# TASK DIRECTIONS
Leave out the pictures and restate the rest of the data exactly.
═══ DATA SHOWN
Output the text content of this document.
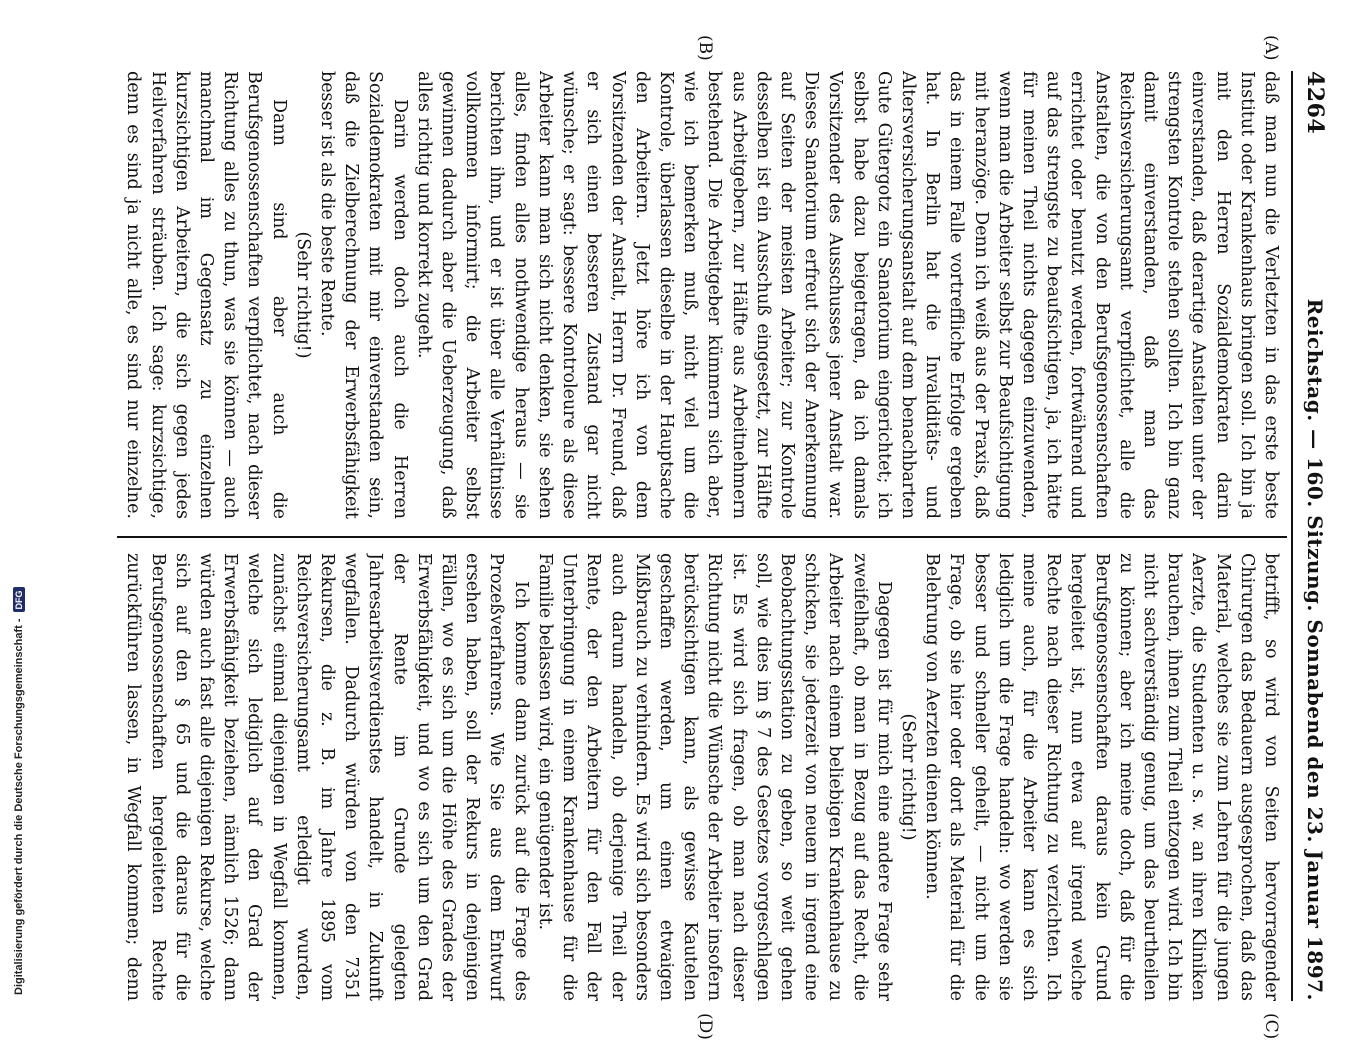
4264
Reichstag. — 160. Sitzung. Sonnabend den 23. Januar 1897.
(A)
(B)
(C)
(D)

daß man nun die Verletzten in das erste beste Institut oder Krankenhaus bringen soll. Ich bin ja mit den Herren Sozialdemokraten darin einverstanden, daß derartige Anstalten unter der strengsten Kontrole stehen sollten. Ich bin ganz damit einverstanden, daß man das Reichsversicherungsamt verpflichtet, alle die Anstalten, die von den Berufsgenossenschaften errichtet oder benutzt werden, fortwährend und auf das strengste zu beaufsichtigen, ja, ich hätte für meinen Theil nichts dagegen einzuwenden, wenn man die Arbeiter selbst zur Beaufsichtigung mit heranzöge. Denn ich weiß aus der Praxis, daß das in einem Falle vortreffliche Erfolge ergeben hat. In Berlin hat die Invaliditäts- und Altersversicherungsanstalt auf dem benachbarten Gute Gütergotz ein Sanatorium eingerichtet; ich selbst habe dazu beigetragen, da ich damals Vorsitzender des Ausschusses jener Anstalt war. Dieses Sanatorium erfreut sich der Anerkennung auf Seiten der meisten Arbeiter; zur Kontrole desselben ist ein Ausschuß eingesetzt, zur Hälfte aus Arbeitgebern, zur Hälfte aus Arbeitnehmern bestehend. Die Arbeitgeber kümmern sich aber, wie ich bemerken muß, nicht viel um die Kontrole, überlassen dieselbe in der Hauptsache den Arbeitern. Jetzt höre ich von dem Vorsitzenden der Anstalt, Herrn Dr. Freund, daß er sich einen besseren Zustand gar nicht wünsche; er sagt: bessere Kontroleure als diese Arbeiter kann man sich nicht denken, sie sehen alles, finden alles nothwendige heraus — sie berichten ihm, und er ist über alle Verhältnisse vollkommen informirt; die Arbeiter selbst gewinnen dadurch aber die Ueberzeugung, daß alles richtig und korrekt zugeht.

Darin werden doch auch die Herren Sozialdemokraten mit mir einverstanden sein, daß die Zielberechnung der Erwerbsfähigkeit besser ist als die beste Rente.

(Sehr richtig!)

Dann sind aber auch die Berufsgenossenschaften verpflichtet, nach dieser Richtung alles zu thun, was sie können — auch manchmal im Gegensatz zu einzelnen kurzsichtigen Arbeitern, die sich gegen jedes Heilverfahren sträuben. Ich sage: kurzsichtige, denn es sind ja nicht alle, es sind nur einzelne.

betrifft, so wird von Seiten hervorragender Chirurgen das Bedauern ausgesprochen, daß das Material, welches sie zum Lehren für die jungen Aerzte, die Studenten u. s. w. an ihren Kliniken brauchen, ihnen zum Theil entzogen wird. Ich bin nicht sachverständig genug, um das beurtheilen zu können; aber ich meine doch, daß für die Berufsgenossenschaften daraus kein Grund hergeleitet ist, nun etwa auf irgend welche Rechte nach dieser Richtung zu verzichten. Ich meine auch, für die Arbeiter kann es sich lediglich um die Frage handeln: wo werden sie besser und schneller geheilt, — nicht um die Frage, ob sie hier oder dort als Material für die Belehrung von Aerzten dienen können.

(Sehr richtig!)

Dagegen ist für mich eine andere Frage sehr zweifelhaft, ob man in Bezug auf das Recht, die Arbeiter nach einem beliebigen Krankenhause zu schicken, sie jederzeit von neuem in irgend eine Beobachtungsstation zu geben, so weit gehen soll, wie dies im § 7 des Gesetzes vorgeschlagen ist. Es wird sich fragen, ob man nach dieser Richtung nicht die Wünsche der Arbeiter insofern berücksichtigen kann, als gewisse Kautelen geschaffen werden, um einen etwaigen Mißbrauch zu verhindern. Es wird sich besonders auch darum handeln, ob derjenige Theil der Rente, der den Arbeitern für den Fall der Unterbringung in einem Krankenhause für die Familie belassen wird, ein genügender ist.

Ich komme dann zurück auf die Frage des Prozeßverfahrens. Wie Sie aus dem Entwurf ersehen haben, soll der Rekurs in denjenigen Fällen, wo es sich um die Höhe des Grades der Erwerbsfähigkeit, und wo es sich um den Grad der Rente im Grunde gelegten Jahresarbeitsverdienstes handelt, in Zukunft wegfallen. Dadurch würden von den 7351 Rekursen, die z. B. im Jahre 1895 vom Reichsversicherungsamt erledigt wurden, zunächst einmal diejenigen in Wegfall kommen, welche sich lediglich auf den Grad der Erwerbsfähigkeit beziehen, nämlich 1526; dann würden auch fast alle diejenigen Rekurse, welche sich auf den § 65 und die daraus für die Berufsgenossenschaften hergeleiteten Rechte zurückführen lassen, in Wegfall kommen; denn

Digitalisierung gefördert durch die Deutsche Forschungsgemeinschaft -
DFG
══════
# THE RESPONSE
Output the text content of this document.
4264
Reichstag. — 160. Sitzung. Sonnabend den 23. Januar 1897.
(A)
(B)
(C)
(D)

daß man nun die Verletzten in das erste beste Institut oder Krankenhaus bringen soll. Ich bin ja mit den Herren Sozialdemokraten darin einverstanden, daß derartige Anstalten unter der strengsten Kontrole stehen sollten. Ich bin ganz damit einverstanden, daß man das Reichsversicherungsamt verpflichtet, alle die Anstalten, die von den Berufsgenossenschaften errichtet oder benutzt werden, fortwährend und auf das strengste zu beaufsichtigen, ja, ich hätte für meinen Theil nichts dagegen einzuwenden, wenn man die Arbeiter selbst zur Beaufsichtigung mit heranzöge. Denn ich weiß aus der Praxis, daß das in einem Falle vortreffliche Erfolge ergeben hat. In Berlin hat die Invaliditäts- und Altersversicherungsanstalt auf dem benachbarten Gute Gütergotz ein Sanatorium eingerichtet; ich selbst habe dazu beigetragen, da ich damals Vorsitzender des Ausschusses jener Anstalt war. Dieses Sanatorium erfreut sich der Anerkennung auf Seiten der meisten Arbeiter; zur Kontrole desselben ist ein Ausschuß eingesetzt, zur Hälfte aus Arbeitgebern, zur Hälfte aus Arbeitnehmern bestehend. Die Arbeitgeber kümmern sich aber, wie ich bemerken muß, nicht viel um die Kontrole, überlassen dieselbe in der Hauptsache den Arbeitern. Jetzt höre ich von dem Vorsitzenden der Anstalt, Herrn Dr. Freund, daß er sich einen besseren Zustand gar nicht wünsche; er sagt: bessere Kontroleure als diese Arbeiter kann man sich nicht denken, sie sehen alles, finden alles nothwendige heraus — sie berichten ihm, und er ist über alle Verhältnisse vollkommen informirt; die Arbeiter selbst gewinnen dadurch aber die Ueberzeugung, daß alles richtig und korrekt zugeht.

Darin werden doch auch die Herren Sozialdemokraten mit mir einverstanden sein, daß die Zielberechnung der Erwerbsfähigkeit besser ist als die beste Rente.

(Sehr richtig!)

Dann sind aber auch die Berufsgenossenschaften verpflichtet, nach dieser Richtung alles zu thun, was sie können — auch manchmal im Gegensatz zu einzelnen kurzsichtigen Arbeitern, die sich gegen jedes Heilverfahren sträuben. Ich sage: kurzsichtige, denn es sind ja nicht alle, es sind nur einzelne.

betrifft, so wird von Seiten hervorragender Chirurgen das Bedauern ausgesprochen, daß das Material, welches sie zum Lehren für die jungen Aerzte, die Studenten u. s. w. an ihren Kliniken brauchen, ihnen zum Theil entzogen wird. Ich bin nicht sachverständig genug, um das beurtheilen zu können; aber ich meine doch, daß für die Berufsgenossenschaften daraus kein Grund hergeleitet ist, nun etwa auf irgend welche Rechte nach dieser Richtung zu verzichten. Ich meine auch, für die Arbeiter kann es sich lediglich um die Frage handeln: wo werden sie besser und schneller geheilt, — nicht um die Frage, ob sie hier oder dort als Material für die Belehrung von Aerzten dienen können.

(Sehr richtig!)

Dagegen ist für mich eine andere Frage sehr zweifelhaft, ob man in Bezug auf das Recht, die Arbeiter nach einem beliebigen Krankenhause zu schicken, sie jederzeit von neuem in irgend eine Beobachtungsstation zu geben, so weit gehen soll, wie dies im § 7 des Gesetzes vorgeschlagen ist. Es wird sich fragen, ob man nach dieser Richtung nicht die Wünsche der Arbeiter insofern berücksichtigen kann, als gewisse Kautelen geschaffen werden, um einen etwaigen Mißbrauch zu verhindern. Es wird sich besonders auch darum handeln, ob derjenige Theil der Rente, der den Arbeitern für den Fall der Unterbringung in einem Krankenhause für die Familie belassen wird, ein genügender ist.

Ich komme dann zurück auf die Frage des Prozeßverfahrens. Wie Sie aus dem Entwurf ersehen haben, soll der Rekurs in denjenigen Fällen, wo es sich um die Höhe des Grades der Erwerbsfähigkeit, und wo es sich um den Grad der Rente im Grunde gelegten Jahresarbeitsverdienstes handelt, in Zukunft wegfallen. Dadurch würden von den 7351 Rekursen, die z. B. im Jahre 1895 vom Reichsversicherungsamt erledigt wurden, zunächst einmal diejenigen in Wegfall kommen, welche sich lediglich auf den Grad der Erwerbsfähigkeit beziehen, nämlich 1526; dann würden auch fast alle diejenigen Rekurse, welche sich auf den § 65 und die daraus für die Berufsgenossenschaften hergeleiteten Rechte zurückführen lassen, in Wegfall kommen; denn

Digitalisierung gefördert durch die Deutsche Forschungsgemeinschaft -
DFG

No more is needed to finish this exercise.